## Aim
Print each of the entries exactly, leaving nothing out.

## Dataset entries

— start —

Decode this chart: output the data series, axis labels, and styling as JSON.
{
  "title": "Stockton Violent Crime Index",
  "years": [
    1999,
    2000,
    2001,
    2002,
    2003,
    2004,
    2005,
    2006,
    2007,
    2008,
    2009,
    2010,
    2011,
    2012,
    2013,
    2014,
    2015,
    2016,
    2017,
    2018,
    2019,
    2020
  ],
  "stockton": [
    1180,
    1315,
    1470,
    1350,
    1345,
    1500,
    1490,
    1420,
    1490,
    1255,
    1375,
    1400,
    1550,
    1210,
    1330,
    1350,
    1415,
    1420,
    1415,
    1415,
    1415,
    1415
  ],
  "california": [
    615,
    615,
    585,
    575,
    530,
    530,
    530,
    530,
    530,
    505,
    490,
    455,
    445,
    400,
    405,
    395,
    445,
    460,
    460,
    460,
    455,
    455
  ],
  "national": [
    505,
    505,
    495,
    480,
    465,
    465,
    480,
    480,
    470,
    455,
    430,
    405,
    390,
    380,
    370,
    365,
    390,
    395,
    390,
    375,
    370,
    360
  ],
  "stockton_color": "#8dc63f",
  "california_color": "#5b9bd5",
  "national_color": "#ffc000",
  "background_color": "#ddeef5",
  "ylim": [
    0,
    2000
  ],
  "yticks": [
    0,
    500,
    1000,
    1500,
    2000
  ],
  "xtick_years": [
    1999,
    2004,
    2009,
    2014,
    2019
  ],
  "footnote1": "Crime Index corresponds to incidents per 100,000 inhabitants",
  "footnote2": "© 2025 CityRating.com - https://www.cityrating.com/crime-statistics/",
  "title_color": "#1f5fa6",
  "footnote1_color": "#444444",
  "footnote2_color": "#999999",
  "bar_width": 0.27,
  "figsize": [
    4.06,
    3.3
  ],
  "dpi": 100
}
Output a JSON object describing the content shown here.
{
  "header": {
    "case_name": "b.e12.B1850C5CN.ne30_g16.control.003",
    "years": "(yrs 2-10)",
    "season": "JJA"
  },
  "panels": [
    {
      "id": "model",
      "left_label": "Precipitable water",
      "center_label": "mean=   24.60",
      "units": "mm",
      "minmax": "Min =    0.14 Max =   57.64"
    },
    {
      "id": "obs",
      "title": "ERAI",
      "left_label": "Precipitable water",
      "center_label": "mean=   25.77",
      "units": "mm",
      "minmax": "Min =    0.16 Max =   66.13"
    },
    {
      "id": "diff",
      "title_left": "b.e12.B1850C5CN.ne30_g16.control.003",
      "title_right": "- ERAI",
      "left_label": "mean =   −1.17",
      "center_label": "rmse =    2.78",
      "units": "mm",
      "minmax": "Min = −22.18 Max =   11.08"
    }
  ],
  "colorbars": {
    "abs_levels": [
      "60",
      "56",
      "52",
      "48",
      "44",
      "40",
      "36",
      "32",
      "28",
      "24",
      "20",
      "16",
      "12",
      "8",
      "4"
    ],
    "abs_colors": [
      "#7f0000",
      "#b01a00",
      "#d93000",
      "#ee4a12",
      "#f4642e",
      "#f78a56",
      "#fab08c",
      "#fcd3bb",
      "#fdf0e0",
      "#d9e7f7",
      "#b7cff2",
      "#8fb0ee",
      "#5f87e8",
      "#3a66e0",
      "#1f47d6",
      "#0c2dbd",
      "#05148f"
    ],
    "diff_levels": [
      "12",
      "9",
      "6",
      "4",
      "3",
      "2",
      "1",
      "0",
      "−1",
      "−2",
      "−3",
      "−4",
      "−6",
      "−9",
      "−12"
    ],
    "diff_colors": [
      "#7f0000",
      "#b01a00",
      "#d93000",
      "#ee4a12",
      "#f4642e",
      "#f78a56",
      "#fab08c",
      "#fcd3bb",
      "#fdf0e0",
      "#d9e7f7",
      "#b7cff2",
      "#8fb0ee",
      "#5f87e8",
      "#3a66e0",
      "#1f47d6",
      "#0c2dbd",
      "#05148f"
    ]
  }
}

— end —

## Exercise solution
Decode this chart: output the data series, axis labels, and styling as JSON.
{
  "title": "Stockton Violent Crime Index",
  "years": [
    1999,
    2000,
    2001,
    2002,
    2003,
    2004,
    2005,
    2006,
    2007,
    2008,
    2009,
    2010,
    2011,
    2012,
    2013,
    2014,
    2015,
    2016,
    2017,
    2018,
    2019,
    2020
  ],
  "stockton": [
    1180,
    1315,
    1470,
    1350,
    1345,
    1500,
    1490,
    1420,
    1490,
    1255,
    1375,
    1400,
    1550,
    1210,
    1330,
    1350,
    1415,
    1420,
    1415,
    1415,
    1415,
    1415
  ],
  "california": [
    615,
    615,
    585,
    575,
    530,
    530,
    530,
    530,
    530,
    505,
    490,
    455,
    445,
    400,
    405,
    395,
    445,
    460,
    460,
    460,
    455,
    455
  ],
  "national": [
    505,
    505,
    495,
    480,
    465,
    465,
    480,
    480,
    470,
    455,
    430,
    405,
    390,
    380,
    370,
    365,
    390,
    395,
    390,
    375,
    370,
    360
  ],
  "stockton_color": "#8dc63f",
  "california_color": "#5b9bd5",
  "national_color": "#ffc000",
  "background_color": "#ddeef5",
  "ylim": [
    0,
    2000
  ],
  "yticks": [
    0,
    500,
    1000,
    1500,
    2000
  ],
  "xtick_years": [
    1999,
    2004,
    2009,
    2014,
    2019
  ],
  "footnote1": "Crime Index corresponds to incidents per 100,000 inhabitants",
  "footnote2": "© 2025 CityRating.com - https://www.cityrating.com/crime-statistics/",
  "title_color": "#1f5fa6",
  "footnote1_color": "#444444",
  "footnote2_color": "#999999",
  "bar_width": 0.27,
  "figsize": [
    4.06,
    3.3
  ],
  "dpi": 100
}
Output a JSON object describing the content shown here.
{
  "header": {
    "case_name": "b.e12.B1850C5CN.ne30_g16.control.003",
    "years": "(yrs 2-10)",
    "season": "JJA"
  },
  "panels": [
    {
      "id": "model",
      "left_label": "Precipitable water",
      "center_label": "mean=   24.60",
      "units": "mm",
      "minmax": "Min =    0.14 Max =   57.64"
    },
    {
      "id": "obs",
      "title": "ERAI",
      "left_label": "Precipitable water",
      "center_label": "mean=   25.77",
      "units": "mm",
      "minmax": "Min =    0.16 Max =   66.13"
    },
    {
      "id": "diff",
      "title_left": "b.e12.B1850C5CN.ne30_g16.control.003",
      "title_right": "- ERAI",
      "left_label": "mean =   −1.17",
      "center_label": "rmse =    2.78",
      "units": "mm",
      "minmax": "Min = −22.18 Max =   11.08"
    }
  ],
  "colorbars": {
    "abs_levels": [
      "60",
      "56",
      "52",
      "48",
      "44",
      "40",
      "36",
      "32",
      "28",
      "24",
      "20",
      "16",
      "12",
      "8",
      "4"
    ],
    "abs_colors": [
      "#7f0000",
      "#b01a00",
      "#d93000",
      "#ee4a12",
      "#f4642e",
      "#f78a56",
      "#fab08c",
      "#fcd3bb",
      "#fdf0e0",
      "#d9e7f7",
      "#b7cff2",
      "#8fb0ee",
      "#5f87e8",
      "#3a66e0",
      "#1f47d6",
      "#0c2dbd",
      "#05148f"
    ],
    "diff_levels": [
      "12",
      "9",
      "6",
      "4",
      "3",
      "2",
      "1",
      "0",
      "−1",
      "−2",
      "−3",
      "−4",
      "−6",
      "−9",
      "−12"
    ],
    "diff_colors": [
      "#7f0000",
      "#b01a00",
      "#d93000",
      "#ee4a12",
      "#f4642e",
      "#f78a56",
      "#fab08c",
      "#fcd3bb",
      "#fdf0e0",
      "#d9e7f7",
      "#b7cff2",
      "#8fb0ee",
      "#5f87e8",
      "#3a66e0",
      "#1f47d6",
      "#0c2dbd",
      "#05148f"
    ]
  }
}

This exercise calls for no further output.